Set problem: The data below should be printed in full, exactly, and without any of its images.
__________
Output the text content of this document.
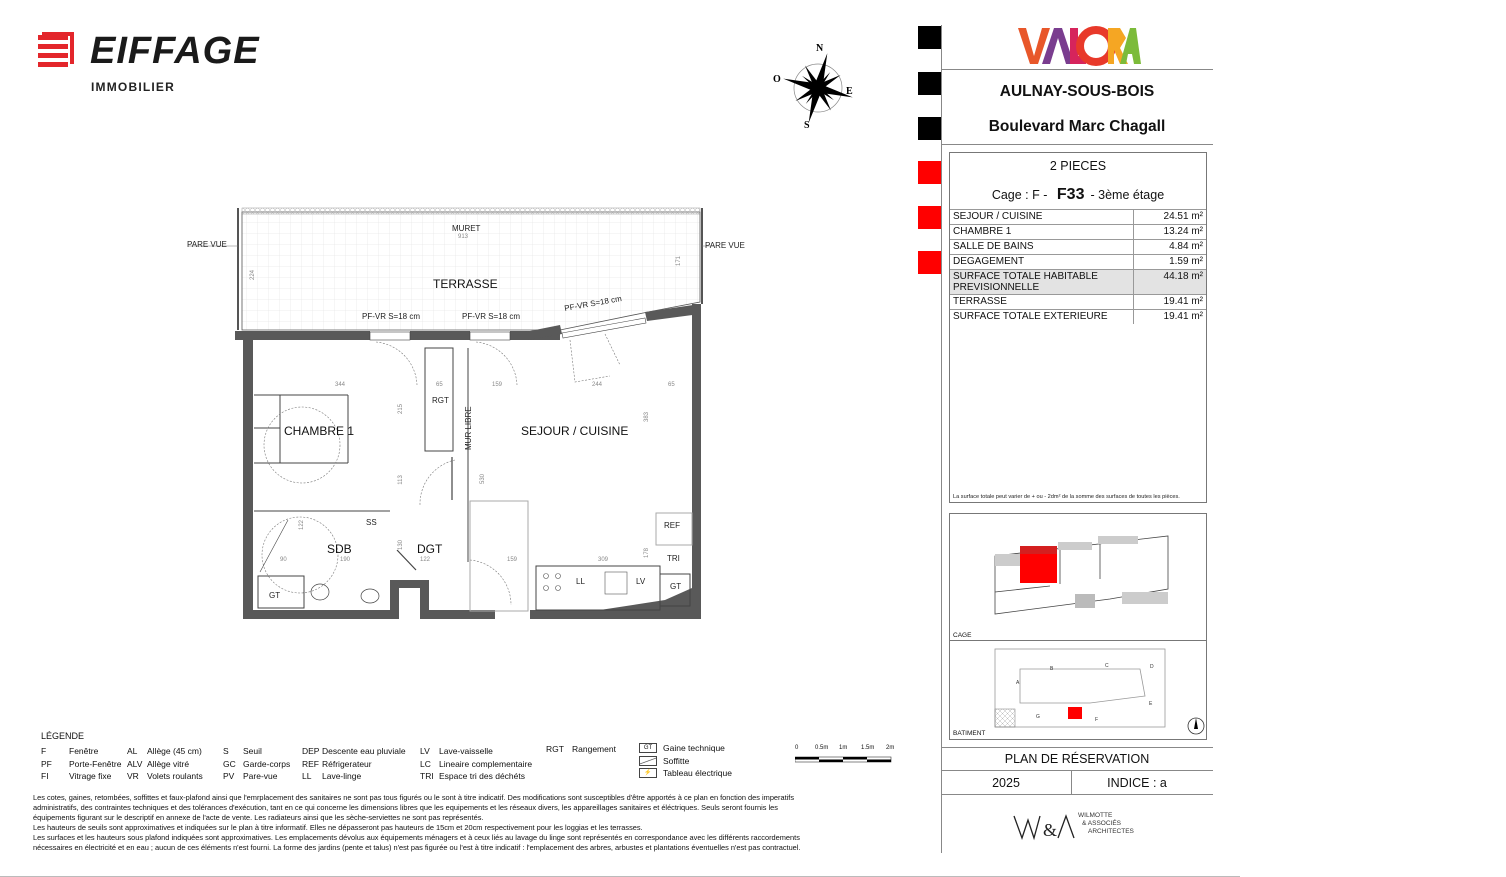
EIFFAGE
IMMOBILIER
N
S
E
O
PARE VUE	PARE VUE
MURET
913
224
171
TERRASSE
PF-VR S=18 cm	PF-VR S=18 cm
PF-VR S=18 cm
344	65	159	244	65
215
383
113	530
122
130
90	190	122	159	309
178
RGT
MUR LIBRE
CHAMBRE 1	SEJOUR / CUISINE
SS
SDB	DGT
REF
TRI
LL	LV
GT
GT
LÉGENDE
F	Fenêtre
PF	Porte-Fenêtre
FI	Vitrage fixe
AL	Allège (45 cm)
ALV Allège vitré
VR Volets roulants
S	Seuil
GC Garde-corps
PV	Pare-vue
DEP Descente eau pluviale
REF Réfrigerateur
LL	Lave-linge
LV	Lave-vaisselle
LC Lineaire complementaire
TRI Espace tri des déchéts
RGT Rangement	GT	Gaine technique
Soffitte
⚡	Tableau électrique
0	0.5m 1m 1.5m 2m

Les cotes, gaines, retombées, soffittes et faux-plafond ainsi que l'emrplacement des sanitaires ne sont pas tous figurés ou le sont à titre indicatif. Des modifications sont susceptibles d'être apportés à ce plan en fonction des imperatifs

administratifs, des contraintes techniques et des tolérances d'exécution, tant en ce qui concerne les dimensions libres que les equipements et les réseaux divers, les appareillages sanitaires et éléctriques. Seuls seront fournis les

équipements figurant sur le descriptif en annexe de l'acte de vente. Les radiateurs ainsi que les sèche-serviettes ne sont pas représentés.

Les hauteurs de seuils sont approximatives et indiquées sur le plan à titre informatif. Elles ne dépasseront pas hauteurs de 15cm et 20cm respectivement pour les loggias et les terrasses.

Les surfaces et les hauteurs sous plafond indiquées sont approximatives. Les emplacements dévolus aux équipements ménagers et à ceux liés au lavage du linge sont représentés en correspondance avec les différents raccordements

nécessaires en électricité et en eau ; aucun de ces éléments n'est fourni. La forme des jardins (pente et talus) n'est pas figurée ou l'est à titre indicatif : l'emplacement des arbres, arbustes et plantations éventuelles n'est pas contractuel.

AULNAY-SOUS-BOIS
Boulevard Marc Chagall
2 PIECES
Cage : F - F33 - 3ème étage
SEJOUR / CUISINE	24.51 m²
CHAMBRE 1	13.24 m²
SALLE DE BAINS	4.84 m²
DEGAGEMENT	1.59 m²
SURFACE TOTALE HABITABLE
PREVISIONNELLE	44.18 m²
TERRASSE	19.41 m²
SURFACE TOTALE EXTERIEURE	19.41 m²
La surface totale peut varier de + ou - 2dm² de la somme des surfaces de toutes les pièces.
CAGE
A
B	C	D
E
F
G
BATIMENT
PLAN DE RÉSERVATION
2025	INDICE : a
&
WILMOTTE
& ASSOCIÉS
ARCHITECTES
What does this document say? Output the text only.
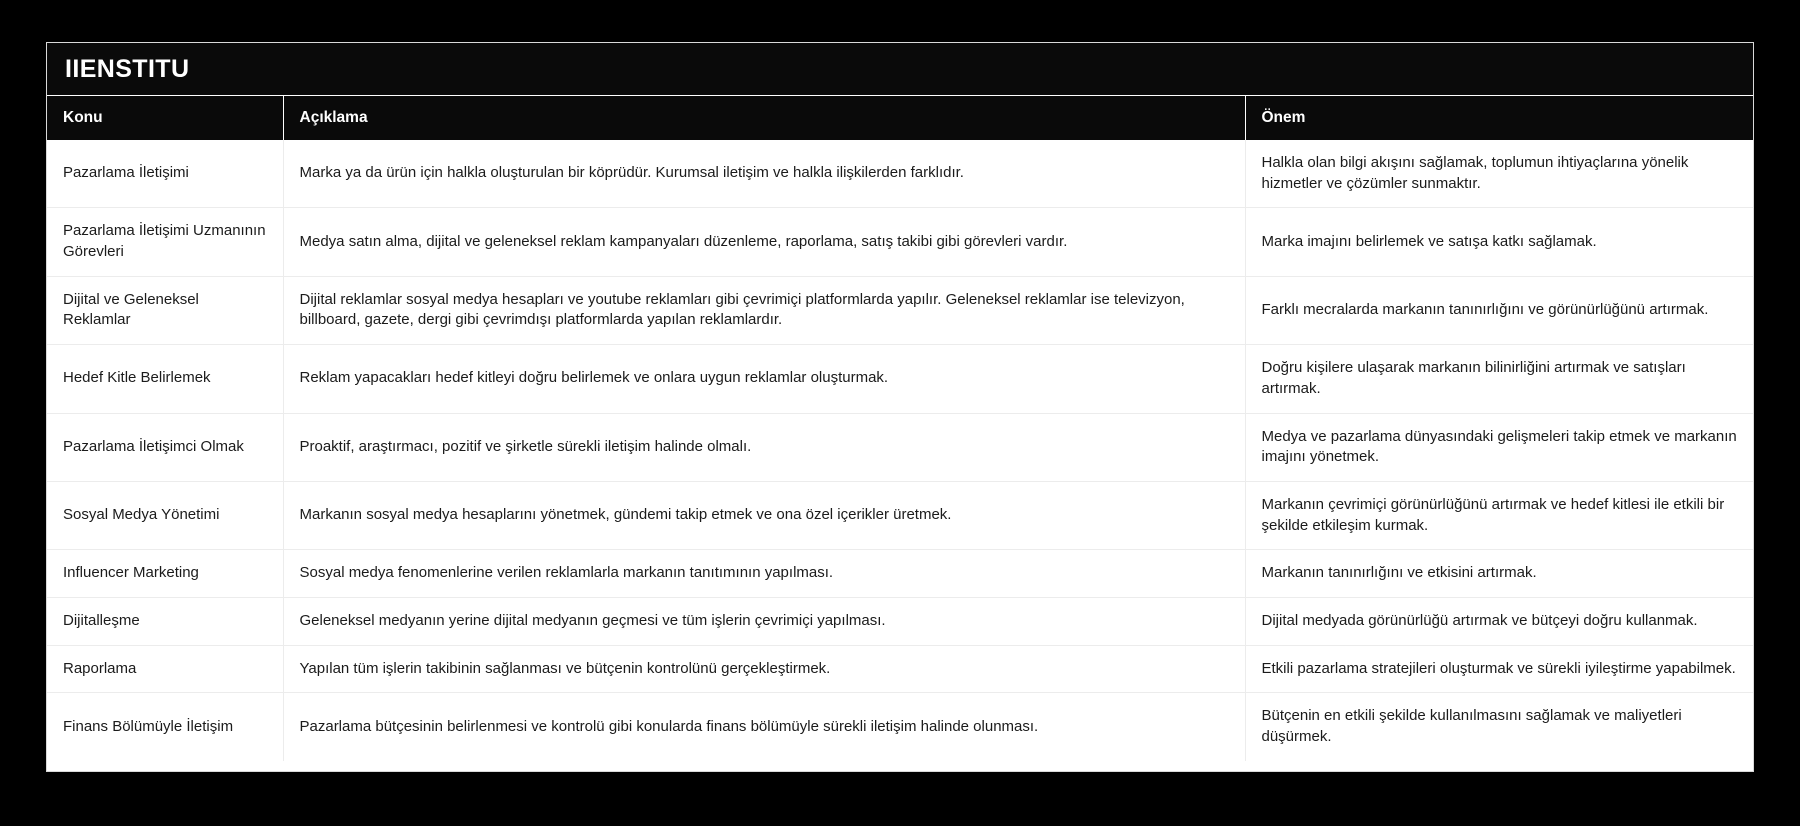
IIENSTITU
Konu	Açıklama	Önem
Pazarlama İletişimi	Marka ya da ürün için halkla oluşturulan bir köprüdür. Kurumsal iletişim ve halkla ilişkilerden farklıdır.	Halkla olan bilgi akışını sağlamak, toplumun ihtiyaçlarına yönelik hizmetler ve çözümler sunmaktır.
Pazarlama İletişimi Uzmanının Görevleri	Medya satın alma, dijital ve geleneksel reklam kampanyaları düzenleme, raporlama, satış takibi gibi görevleri vardır.	Marka imajını belirlemek ve satışa katkı sağlamak.
Dijital ve Geleneksel Reklamlar	Dijital reklamlar sosyal medya hesapları ve youtube reklamları gibi çevrimiçi platformlarda yapılır. Geleneksel reklamlar ise televizyon, billboard, gazete, dergi gibi çevrimdışı platformlarda yapılan reklamlardır.	Farklı mecralarda markanın tanınırlığını ve görünürlüğünü artırmak.
Hedef Kitle Belirlemek	Reklam yapacakları hedef kitleyi doğru belirlemek ve onlara uygun reklamlar oluşturmak.	Doğru kişilere ulaşarak markanın bilinirliğini artırmak ve satışları artırmak.
Pazarlama İletişimci Olmak	Proaktif, araştırmacı, pozitif ve şirketle sürekli iletişim halinde olmalı.	Medya ve pazarlama dünyasındaki gelişmeleri takip etmek ve markanın imajını yönetmek.
Sosyal Medya Yönetimi	Markanın sosyal medya hesaplarını yönetmek, gündemi takip etmek ve ona özel içerikler üretmek.	Markanın çevrimiçi görünürlüğünü artırmak ve hedef kitlesi ile etkili bir şekilde etkileşim kurmak.
Influencer Marketing	Sosyal medya fenomenlerine verilen reklamlarla markanın tanıtımının yapılması.	Markanın tanınırlığını ve etkisini artırmak.
Dijitalleşme	Geleneksel medyanın yerine dijital medyanın geçmesi ve tüm işlerin çevrimiçi yapılması.	Dijital medyada görünürlüğü artırmak ve bütçeyi doğru kullanmak.
Raporlama	Yapılan tüm işlerin takibinin sağlanması ve bütçenin kontrolünü gerçekleştirmek.	Etkili pazarlama stratejileri oluşturmak ve sürekli iyileştirme yapabilmek.
Finans Bölümüyle İletişim	Pazarlama bütçesinin belirlenmesi ve kontrolü gibi konularda finans bölümüyle sürekli iletişim halinde olunması.	Bütçenin en etkili şekilde kullanılmasını sağlamak ve maliyetleri düşürmek.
__________
Reply:
Output the text content of this document.
EIFFAGE
IMMOBILIER
N
S
E
O
PARE VUE	PARE VUE
MURET
913
224
171
TERRASSE
PF-VR S=18 cm	PF-VR S=18 cm
PF-VR S=18 cm
344	65	159	244	65
215
383
113	530
122
130
90	190	122	159	309
178
RGT
MUR LIBRE
CHAMBRE 1	SEJOUR / CUISINE
SS
SDB	DGT
REF
TRI
LL	LV
GT
GT
LÉGENDE
F	Fenêtre
PF	Porte-Fenêtre
FI	Vitrage fixe
AL	Allège (45 cm)
ALV Allège vitré
VR Volets roulants
S	Seuil
GC Garde-corps
PV	Pare-vue
DEP Descente eau pluviale
REF Réfrigerateur
LL	Lave-linge
LV	Lave-vaisselle
LC Lineaire complementaire
TRI Espace tri des déchéts
RGT Rangement	GT	Gaine technique
Soffitte
⚡	Tableau électrique
0	0.5m 1m 1.5m 2m

Les cotes, gaines, retombées, soffittes et faux-plafond ainsi que l'emrplacement des sanitaires ne sont pas tous figurés ou le sont à titre indicatif. Des modifications sont susceptibles d'être apportés à ce plan en fonction des imperatifs

administratifs, des contraintes techniques et des tolérances d'exécution, tant en ce qui concerne les dimensions libres que les equipements et les réseaux divers, les appareillages sanitaires et éléctriques. Seuls seront fournis les

équipements figurant sur le descriptif en annexe de l'acte de vente. Les radiateurs ainsi que les sèche-serviettes ne sont pas représentés.

Les hauteurs de seuils sont approximatives et indiquées sur le plan à titre informatif. Elles ne dépasseront pas hauteurs de 15cm et 20cm respectivement pour les loggias et les terrasses.

Les surfaces et les hauteurs sous plafond indiquées sont approximatives. Les emplacements dévolus aux équipements ménagers et à ceux liés au lavage du linge sont représentés en correspondance avec les différents raccordements

nécessaires en électricité et en eau ; aucun de ces éléments n'est fourni. La forme des jardins (pente et talus) n'est pas figurée ou l'est à titre indicatif : l'emplacement des arbres, arbustes et plantations éventuelles n'est pas contractuel.

AULNAY-SOUS-BOIS
Boulevard Marc Chagall
2 PIECES
Cage : F - F33 - 3ème étage
SEJOUR / CUISINE	24.51 m²
CHAMBRE 1	13.24 m²
SALLE DE BAINS	4.84 m²
DEGAGEMENT	1.59 m²
SURFACE TOTALE HABITABLE
PREVISIONNELLE	44.18 m²
TERRASSE	19.41 m²
SURFACE TOTALE EXTERIEURE	19.41 m²
La surface totale peut varier de + ou - 2dm² de la somme des surfaces de toutes les pièces.
CAGE
A
B	C	D
E
F
G
BATIMENT
PLAN DE RÉSERVATION
2025	INDICE : a
&
WILMOTTE
& ASSOCIÉS
ARCHITECTES
What does this document say? Output the text only.
IIENSTITU
Konu	Açıklama	Önem
Pazarlama İletişimi	Marka ya da ürün için halkla oluşturulan bir köprüdür. Kurumsal iletişim ve halkla ilişkilerden farklıdır.	Halkla olan bilgi akışını sağlamak, toplumun ihtiyaçlarına yönelik hizmetler ve çözümler sunmaktır.
Pazarlama İletişimi Uzmanının Görevleri	Medya satın alma, dijital ve geleneksel reklam kampanyaları düzenleme, raporlama, satış takibi gibi görevleri vardır.	Marka imajını belirlemek ve satışa katkı sağlamak.
Dijital ve Geleneksel Reklamlar	Dijital reklamlar sosyal medya hesapları ve youtube reklamları gibi çevrimiçi platformlarda yapılır. Geleneksel reklamlar ise televizyon, billboard, gazete, dergi gibi çevrimdışı platformlarda yapılan reklamlardır.	Farklı mecralarda markanın tanınırlığını ve görünürlüğünü artırmak.
Hedef Kitle Belirlemek	Reklam yapacakları hedef kitleyi doğru belirlemek ve onlara uygun reklamlar oluşturmak.	Doğru kişilere ulaşarak markanın bilinirliğini artırmak ve satışları artırmak.
Pazarlama İletişimci Olmak	Proaktif, araştırmacı, pozitif ve şirketle sürekli iletişim halinde olmalı.	Medya ve pazarlama dünyasındaki gelişmeleri takip etmek ve markanın imajını yönetmek.
Sosyal Medya Yönetimi	Markanın sosyal medya hesaplarını yönetmek, gündemi takip etmek ve ona özel içerikler üretmek.	Markanın çevrimiçi görünürlüğünü artırmak ve hedef kitlesi ile etkili bir şekilde etkileşim kurmak.
Influencer Marketing	Sosyal medya fenomenlerine verilen reklamlarla markanın tanıtımının yapılması.	Markanın tanınırlığını ve etkisini artırmak.
Dijitalleşme	Geleneksel medyanın yerine dijital medyanın geçmesi ve tüm işlerin çevrimiçi yapılması.	Dijital medyada görünürlüğü artırmak ve bütçeyi doğru kullanmak.
Raporlama	Yapılan tüm işlerin takibinin sağlanması ve bütçenin kontrolünü gerçekleştirmek.	Etkili pazarlama stratejileri oluşturmak ve sürekli iyileştirme yapabilmek.
Finans Bölümüyle İletişim	Pazarlama bütçesinin belirlenmesi ve kontrolü gibi konularda finans bölümüyle sürekli iletişim halinde olunması.	Bütçenin en etkili şekilde kullanılmasını sağlamak ve maliyetleri düşürmek.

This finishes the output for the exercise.